### Dataset rows
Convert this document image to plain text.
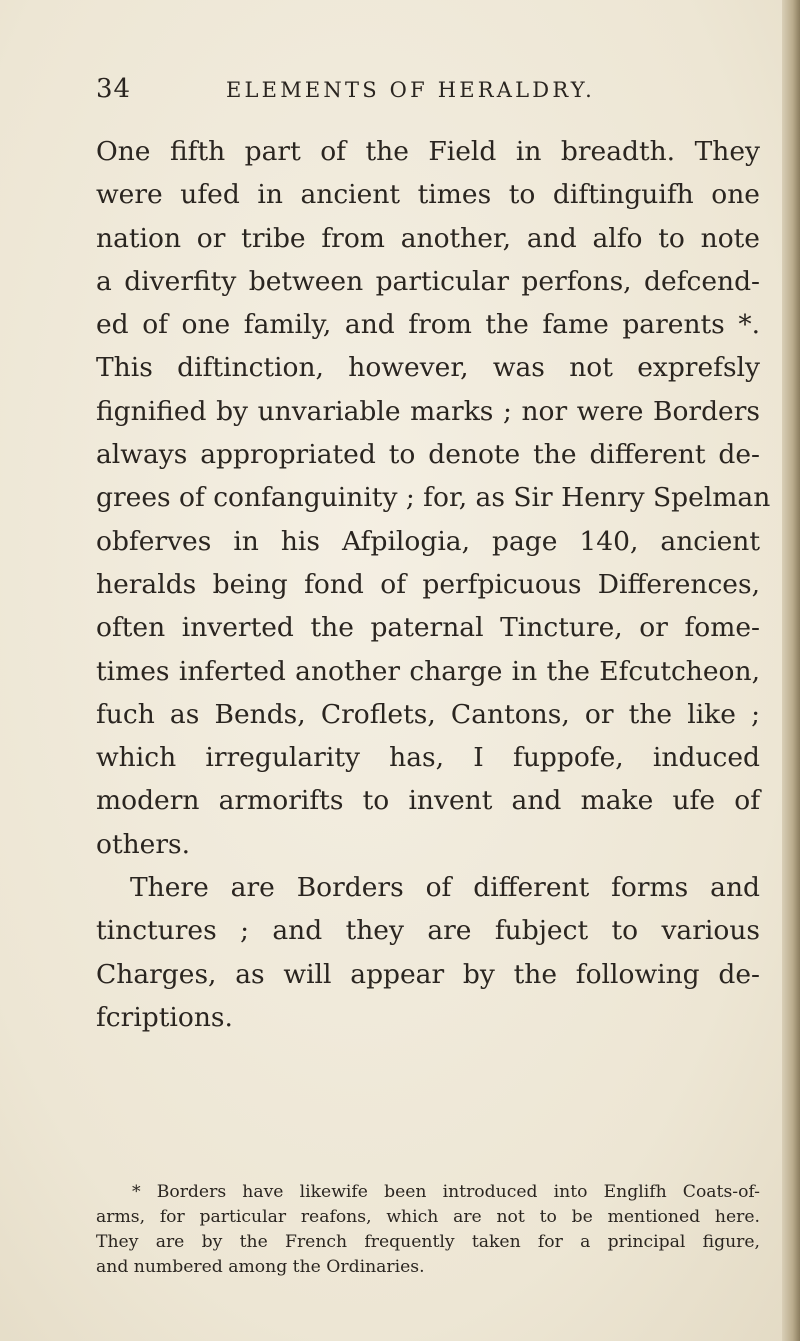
34	ELEMENTS OF HERALDRY.
One fifth part of the Field in breadth. They
were ufed in ancient times to diftinguifh one
nation or tribe from another, and alfo to note
a diverfity between particular perfons, defcend-
ed of one family, and from the fame parents *.
This diftinction, however, was not exprefsly
fignified by unvariable marks ; nor were Borders
always appropriated to denote the different de-
grees of confanguinity ; for, as Sir Henry Spelman
obferves in his Afpilogia, page 140, ancient
heralds being fond of perfpicuous Differences,
often inverted the paternal Tincture, or fome-
times inferted another charge in the Efcutcheon,
fuch as Bends, Croflets, Cantons, or the like ;
which irregularity has, I fuppofe, induced
modern armorifts to invent and make ufe of
others.
There are Borders of different forms and
tinctures ; and they are fubject to various
Charges, as will appear by the following de-
fcriptions.
* Borders have likewife been introduced into Englifh Coats-of-
arms, for particular reafons, which are not to be mentioned here.
They are by the French frequently taken for a principal figure,
and numbered among the Ordinaries.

### Instructions to follow
Find how many lines of the material carry the string "ancient". Only the number should be in the answer.

### Result of this exercise
2